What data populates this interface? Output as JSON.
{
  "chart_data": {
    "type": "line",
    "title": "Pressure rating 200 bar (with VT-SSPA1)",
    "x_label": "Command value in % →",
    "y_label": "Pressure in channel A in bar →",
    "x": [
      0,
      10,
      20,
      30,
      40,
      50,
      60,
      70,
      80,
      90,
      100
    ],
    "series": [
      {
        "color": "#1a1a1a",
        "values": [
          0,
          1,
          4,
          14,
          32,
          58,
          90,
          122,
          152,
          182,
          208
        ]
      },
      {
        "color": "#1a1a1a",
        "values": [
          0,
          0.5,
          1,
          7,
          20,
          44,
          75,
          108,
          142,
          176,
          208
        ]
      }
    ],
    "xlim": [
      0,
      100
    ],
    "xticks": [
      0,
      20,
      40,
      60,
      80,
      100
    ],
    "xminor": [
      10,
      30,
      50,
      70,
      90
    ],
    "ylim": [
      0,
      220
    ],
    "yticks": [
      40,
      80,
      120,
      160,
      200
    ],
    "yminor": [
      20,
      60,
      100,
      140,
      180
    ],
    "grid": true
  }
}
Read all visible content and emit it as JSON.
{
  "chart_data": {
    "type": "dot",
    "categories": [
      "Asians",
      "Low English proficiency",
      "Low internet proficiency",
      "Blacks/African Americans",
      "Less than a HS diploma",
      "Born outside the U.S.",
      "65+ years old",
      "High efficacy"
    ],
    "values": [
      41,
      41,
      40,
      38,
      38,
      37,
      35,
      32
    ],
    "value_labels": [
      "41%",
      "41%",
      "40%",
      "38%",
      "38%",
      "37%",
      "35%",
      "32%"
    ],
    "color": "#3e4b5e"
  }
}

▬▬▬▬▬▬▬▬▬▬

# To be done
The records above should be restated word for word, please.

# Task answer
What data populates this interface? Output as JSON.
{
  "chart_data": {
    "type": "line",
    "title": "Pressure rating 200 bar (with VT-SSPA1)",
    "x_label": "Command value in % →",
    "y_label": "Pressure in channel A in bar →",
    "x": [
      0,
      10,
      20,
      30,
      40,
      50,
      60,
      70,
      80,
      90,
      100
    ],
    "series": [
      {
        "color": "#1a1a1a",
        "values": [
          0,
          1,
          4,
          14,
          32,
          58,
          90,
          122,
          152,
          182,
          208
        ]
      },
      {
        "color": "#1a1a1a",
        "values": [
          0,
          0.5,
          1,
          7,
          20,
          44,
          75,
          108,
          142,
          176,
          208
        ]
      }
    ],
    "xlim": [
      0,
      100
    ],
    "xticks": [
      0,
      20,
      40,
      60,
      80,
      100
    ],
    "xminor": [
      10,
      30,
      50,
      70,
      90
    ],
    "ylim": [
      0,
      220
    ],
    "yticks": [
      40,
      80,
      120,
      160,
      200
    ],
    "yminor": [
      20,
      60,
      100,
      140,
      180
    ],
    "grid": true
  }
}
Read all visible content and emit it as JSON.
{
  "chart_data": {
    "type": "dot",
    "categories": [
      "Asians",
      "Low English proficiency",
      "Low internet proficiency",
      "Blacks/African Americans",
      "Less than a HS diploma",
      "Born outside the U.S.",
      "65+ years old",
      "High efficacy"
    ],
    "values": [
      41,
      41,
      40,
      38,
      38,
      37,
      35,
      32
    ],
    "value_labels": [
      "41%",
      "41%",
      "40%",
      "38%",
      "38%",
      "37%",
      "35%",
      "32%"
    ],
    "color": "#3e4b5e"
  }
}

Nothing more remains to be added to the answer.